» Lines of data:
________________________________________

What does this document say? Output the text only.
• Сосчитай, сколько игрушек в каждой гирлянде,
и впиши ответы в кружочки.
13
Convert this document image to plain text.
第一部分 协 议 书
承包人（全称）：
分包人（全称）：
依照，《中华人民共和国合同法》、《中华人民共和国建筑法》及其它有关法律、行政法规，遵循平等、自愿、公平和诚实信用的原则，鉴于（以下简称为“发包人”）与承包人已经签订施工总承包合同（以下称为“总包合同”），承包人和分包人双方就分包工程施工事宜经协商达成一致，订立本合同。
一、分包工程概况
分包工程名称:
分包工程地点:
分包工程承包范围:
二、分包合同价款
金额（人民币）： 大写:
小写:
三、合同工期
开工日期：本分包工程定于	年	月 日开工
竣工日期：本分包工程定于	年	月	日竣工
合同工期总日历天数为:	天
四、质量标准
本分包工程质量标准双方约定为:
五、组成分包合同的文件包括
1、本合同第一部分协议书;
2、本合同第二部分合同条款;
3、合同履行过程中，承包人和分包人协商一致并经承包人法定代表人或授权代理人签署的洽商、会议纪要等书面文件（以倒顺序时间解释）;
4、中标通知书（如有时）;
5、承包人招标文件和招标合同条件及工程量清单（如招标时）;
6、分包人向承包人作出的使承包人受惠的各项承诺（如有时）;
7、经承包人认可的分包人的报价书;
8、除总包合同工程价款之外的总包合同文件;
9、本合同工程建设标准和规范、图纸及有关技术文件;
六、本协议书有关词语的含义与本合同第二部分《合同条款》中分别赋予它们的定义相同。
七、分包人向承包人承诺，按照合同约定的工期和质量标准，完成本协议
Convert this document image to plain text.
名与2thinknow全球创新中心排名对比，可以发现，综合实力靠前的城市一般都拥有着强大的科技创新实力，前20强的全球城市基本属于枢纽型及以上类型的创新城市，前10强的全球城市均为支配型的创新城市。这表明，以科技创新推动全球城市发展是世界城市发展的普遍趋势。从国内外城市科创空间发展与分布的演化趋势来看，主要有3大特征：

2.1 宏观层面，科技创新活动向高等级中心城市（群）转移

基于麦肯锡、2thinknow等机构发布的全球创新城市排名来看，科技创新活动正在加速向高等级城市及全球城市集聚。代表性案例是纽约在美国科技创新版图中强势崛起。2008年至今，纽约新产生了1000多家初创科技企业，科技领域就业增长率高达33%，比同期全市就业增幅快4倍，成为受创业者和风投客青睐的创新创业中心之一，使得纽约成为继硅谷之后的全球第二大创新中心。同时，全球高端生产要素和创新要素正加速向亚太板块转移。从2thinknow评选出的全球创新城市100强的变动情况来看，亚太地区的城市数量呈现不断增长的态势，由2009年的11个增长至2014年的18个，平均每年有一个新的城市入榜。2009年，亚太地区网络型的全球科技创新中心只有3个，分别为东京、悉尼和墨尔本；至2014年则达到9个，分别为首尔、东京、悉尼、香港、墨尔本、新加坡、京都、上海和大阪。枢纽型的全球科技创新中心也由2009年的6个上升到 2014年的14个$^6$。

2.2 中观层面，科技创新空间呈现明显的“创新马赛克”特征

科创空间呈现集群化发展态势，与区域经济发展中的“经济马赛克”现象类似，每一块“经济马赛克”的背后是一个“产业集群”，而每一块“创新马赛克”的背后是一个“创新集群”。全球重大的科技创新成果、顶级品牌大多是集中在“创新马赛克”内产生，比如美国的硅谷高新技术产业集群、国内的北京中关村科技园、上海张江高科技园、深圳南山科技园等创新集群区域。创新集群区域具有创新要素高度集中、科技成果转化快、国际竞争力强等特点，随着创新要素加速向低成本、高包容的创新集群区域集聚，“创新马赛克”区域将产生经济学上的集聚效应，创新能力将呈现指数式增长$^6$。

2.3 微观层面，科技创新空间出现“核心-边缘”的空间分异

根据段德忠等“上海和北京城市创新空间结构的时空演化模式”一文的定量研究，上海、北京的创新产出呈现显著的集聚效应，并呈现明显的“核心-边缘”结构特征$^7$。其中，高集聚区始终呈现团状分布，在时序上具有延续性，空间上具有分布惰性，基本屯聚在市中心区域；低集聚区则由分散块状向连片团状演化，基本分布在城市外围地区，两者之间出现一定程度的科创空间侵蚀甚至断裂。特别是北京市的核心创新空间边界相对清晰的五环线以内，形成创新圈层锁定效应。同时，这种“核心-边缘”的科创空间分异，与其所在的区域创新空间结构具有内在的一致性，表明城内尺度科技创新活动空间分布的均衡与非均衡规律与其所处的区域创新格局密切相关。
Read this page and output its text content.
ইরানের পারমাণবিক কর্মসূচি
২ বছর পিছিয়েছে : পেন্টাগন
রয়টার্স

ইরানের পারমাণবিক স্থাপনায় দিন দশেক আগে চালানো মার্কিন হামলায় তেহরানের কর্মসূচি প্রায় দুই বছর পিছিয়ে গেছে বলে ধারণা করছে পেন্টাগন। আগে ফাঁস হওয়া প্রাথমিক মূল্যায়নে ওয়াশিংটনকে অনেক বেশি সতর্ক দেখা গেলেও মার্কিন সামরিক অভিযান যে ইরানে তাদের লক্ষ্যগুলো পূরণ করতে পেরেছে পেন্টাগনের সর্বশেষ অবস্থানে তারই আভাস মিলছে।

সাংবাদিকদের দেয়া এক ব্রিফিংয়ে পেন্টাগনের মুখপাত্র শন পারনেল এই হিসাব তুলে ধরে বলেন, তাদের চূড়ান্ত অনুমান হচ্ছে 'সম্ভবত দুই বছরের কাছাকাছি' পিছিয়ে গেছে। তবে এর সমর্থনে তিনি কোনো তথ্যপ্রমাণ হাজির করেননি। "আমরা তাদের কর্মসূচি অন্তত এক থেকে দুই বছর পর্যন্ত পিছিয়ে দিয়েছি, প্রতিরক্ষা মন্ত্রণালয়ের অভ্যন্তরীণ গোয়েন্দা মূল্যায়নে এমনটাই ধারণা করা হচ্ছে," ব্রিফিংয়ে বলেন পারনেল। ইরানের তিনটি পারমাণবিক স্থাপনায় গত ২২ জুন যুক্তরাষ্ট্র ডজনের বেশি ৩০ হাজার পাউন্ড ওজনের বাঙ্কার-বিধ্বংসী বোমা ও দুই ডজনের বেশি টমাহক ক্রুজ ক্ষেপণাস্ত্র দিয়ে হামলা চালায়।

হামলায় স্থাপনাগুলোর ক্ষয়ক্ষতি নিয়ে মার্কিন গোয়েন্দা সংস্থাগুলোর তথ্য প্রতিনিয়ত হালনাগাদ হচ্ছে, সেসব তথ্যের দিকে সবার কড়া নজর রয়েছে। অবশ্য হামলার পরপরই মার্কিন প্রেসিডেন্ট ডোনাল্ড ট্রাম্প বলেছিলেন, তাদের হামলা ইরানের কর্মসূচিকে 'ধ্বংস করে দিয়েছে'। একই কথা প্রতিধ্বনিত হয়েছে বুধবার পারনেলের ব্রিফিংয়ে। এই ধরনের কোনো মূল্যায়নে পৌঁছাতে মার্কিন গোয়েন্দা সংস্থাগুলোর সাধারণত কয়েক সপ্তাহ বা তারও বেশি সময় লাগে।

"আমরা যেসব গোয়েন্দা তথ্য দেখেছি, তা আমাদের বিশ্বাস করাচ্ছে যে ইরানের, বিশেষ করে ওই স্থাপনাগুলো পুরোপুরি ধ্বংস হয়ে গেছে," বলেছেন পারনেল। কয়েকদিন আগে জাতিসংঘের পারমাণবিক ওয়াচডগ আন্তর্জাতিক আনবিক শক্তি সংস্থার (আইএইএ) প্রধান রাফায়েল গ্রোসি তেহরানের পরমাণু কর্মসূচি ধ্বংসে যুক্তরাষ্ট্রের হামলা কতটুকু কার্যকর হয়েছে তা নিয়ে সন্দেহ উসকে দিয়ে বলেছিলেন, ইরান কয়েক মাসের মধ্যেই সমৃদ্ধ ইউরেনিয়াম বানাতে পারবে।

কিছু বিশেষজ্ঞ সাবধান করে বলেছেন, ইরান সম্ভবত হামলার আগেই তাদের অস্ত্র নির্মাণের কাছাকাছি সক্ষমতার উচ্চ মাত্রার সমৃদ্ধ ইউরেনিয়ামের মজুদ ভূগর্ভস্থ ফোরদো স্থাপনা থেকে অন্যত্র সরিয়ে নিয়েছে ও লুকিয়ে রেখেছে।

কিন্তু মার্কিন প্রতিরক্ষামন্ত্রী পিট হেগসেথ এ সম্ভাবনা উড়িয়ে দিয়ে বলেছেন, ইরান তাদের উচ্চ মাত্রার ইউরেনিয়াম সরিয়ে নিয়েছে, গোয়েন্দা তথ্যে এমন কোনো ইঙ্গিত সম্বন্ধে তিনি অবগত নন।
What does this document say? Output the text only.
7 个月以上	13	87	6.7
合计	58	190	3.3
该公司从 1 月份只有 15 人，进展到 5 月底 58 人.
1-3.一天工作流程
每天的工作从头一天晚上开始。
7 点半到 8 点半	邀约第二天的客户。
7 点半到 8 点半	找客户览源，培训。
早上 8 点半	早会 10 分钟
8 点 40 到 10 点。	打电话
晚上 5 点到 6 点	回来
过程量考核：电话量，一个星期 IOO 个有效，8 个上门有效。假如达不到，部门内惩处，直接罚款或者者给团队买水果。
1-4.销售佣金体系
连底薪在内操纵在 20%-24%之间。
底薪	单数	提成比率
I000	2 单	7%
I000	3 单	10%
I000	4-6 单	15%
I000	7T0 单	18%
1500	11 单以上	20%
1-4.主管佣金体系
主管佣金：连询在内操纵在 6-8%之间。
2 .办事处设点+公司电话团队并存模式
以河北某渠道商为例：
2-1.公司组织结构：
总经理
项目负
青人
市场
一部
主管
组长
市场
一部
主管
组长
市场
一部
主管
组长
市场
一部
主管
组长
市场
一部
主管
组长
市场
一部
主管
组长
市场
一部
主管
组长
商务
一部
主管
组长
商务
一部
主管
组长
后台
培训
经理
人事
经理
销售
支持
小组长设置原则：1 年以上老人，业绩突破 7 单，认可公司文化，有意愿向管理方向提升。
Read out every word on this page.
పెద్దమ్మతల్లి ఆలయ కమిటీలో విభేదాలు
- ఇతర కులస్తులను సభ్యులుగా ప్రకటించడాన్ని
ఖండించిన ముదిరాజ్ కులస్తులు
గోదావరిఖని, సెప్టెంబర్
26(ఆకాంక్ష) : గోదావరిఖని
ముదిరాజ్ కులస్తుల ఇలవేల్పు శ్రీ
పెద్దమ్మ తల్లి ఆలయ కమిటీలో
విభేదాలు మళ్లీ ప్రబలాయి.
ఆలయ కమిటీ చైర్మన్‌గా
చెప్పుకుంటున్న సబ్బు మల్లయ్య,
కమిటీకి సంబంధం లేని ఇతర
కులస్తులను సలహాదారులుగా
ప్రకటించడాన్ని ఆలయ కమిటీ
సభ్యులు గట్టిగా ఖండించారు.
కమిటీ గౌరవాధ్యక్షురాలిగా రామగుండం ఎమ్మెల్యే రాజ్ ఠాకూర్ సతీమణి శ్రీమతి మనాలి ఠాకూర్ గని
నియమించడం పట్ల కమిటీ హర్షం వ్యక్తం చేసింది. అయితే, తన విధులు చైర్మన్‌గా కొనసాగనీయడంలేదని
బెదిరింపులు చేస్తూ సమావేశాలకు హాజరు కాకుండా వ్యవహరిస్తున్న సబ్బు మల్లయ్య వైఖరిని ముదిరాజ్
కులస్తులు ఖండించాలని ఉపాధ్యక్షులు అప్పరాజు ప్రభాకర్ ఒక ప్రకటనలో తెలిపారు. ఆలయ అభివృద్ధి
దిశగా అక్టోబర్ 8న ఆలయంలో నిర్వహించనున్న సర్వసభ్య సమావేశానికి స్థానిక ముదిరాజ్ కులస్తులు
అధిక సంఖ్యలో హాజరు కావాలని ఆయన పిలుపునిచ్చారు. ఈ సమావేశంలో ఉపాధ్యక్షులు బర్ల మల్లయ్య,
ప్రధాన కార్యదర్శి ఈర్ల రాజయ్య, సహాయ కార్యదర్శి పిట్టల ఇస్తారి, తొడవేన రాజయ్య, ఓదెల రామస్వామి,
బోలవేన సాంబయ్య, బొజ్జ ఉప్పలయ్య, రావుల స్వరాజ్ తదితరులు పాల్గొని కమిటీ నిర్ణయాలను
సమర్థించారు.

________________________________________

» What is being asked: Repeat, without change, each line of the data above from the one that contains "Read out every word on this page." through the final line, counting both.

» Task result:
Read out every word on this page.
పెద్దమ్మతల్లి ఆలయ కమిటీలో విభేదాలు
- ఇతర కులస్తులను సభ్యులుగా ప్రకటించడాన్ని
ఖండించిన ముదిరాజ్ కులస్తులు
గోదావరిఖని, సెప్టెంబర్
26(ఆకాంక్ష) : గోదావరిఖని
ముదిరాజ్ కులస్తుల ఇలవేల్పు శ్రీ
పెద్దమ్మ తల్లి ఆలయ కమిటీలో
విభేదాలు మళ్లీ ప్రబలాయి.
ఆలయ కమిటీ చైర్మన్‌గా
చెప్పుకుంటున్న సబ్బు మల్లయ్య,
కమిటీకి సంబంధం లేని ఇతర
కులస్తులను సలహాదారులుగా
ప్రకటించడాన్ని ఆలయ కమిటీ
సభ్యులు గట్టిగా ఖండించారు.
కమిటీ గౌరవాధ్యక్షురాలిగా రామగుండం ఎమ్మెల్యే రాజ్ ఠాకూర్ సతీమణి శ్రీమతి మనాలి ఠాకూర్ గని
నియమించడం పట్ల కమిటీ హర్షం వ్యక్తం చేసింది. అయితే, తన విధులు చైర్మన్‌గా కొనసాగనీయడంలేదని
బెదిరింపులు చేస్తూ సమావేశాలకు హాజరు కాకుండా వ్యవహరిస్తున్న సబ్బు మల్లయ్య వైఖరిని ముదిరాజ్
కులస్తులు ఖండించాలని ఉపాధ్యక్షులు అప్పరాజు ప్రభాకర్ ఒక ప్రకటనలో తెలిపారు. ఆలయ అభివృద్ధి
దిశగా అక్టోబర్ 8న ఆలయంలో నిర్వహించనున్న సర్వసభ్య సమావేశానికి స్థానిక ముదిరాజ్ కులస్తులు
అధిక సంఖ్యలో హాజరు కావాలని ఆయన పిలుపునిచ్చారు. ఈ సమావేశంలో ఉపాధ్యక్షులు బర్ల మల్లయ్య,
ప్రధాన కార్యదర్శి ఈర్ల రాజయ్య, సహాయ కార్యదర్శి పిట్టల ఇస్తారి, తొడవేన రాజయ్య, ఓదెల రామస్వామి,
బోలవేన సాంబయ్య, బొజ్జ ఉప్పలయ్య, రావుల స్వరాజ్ తదితరులు పాల్గొని కమిటీ నిర్ణయాలను
సమర్థించారు.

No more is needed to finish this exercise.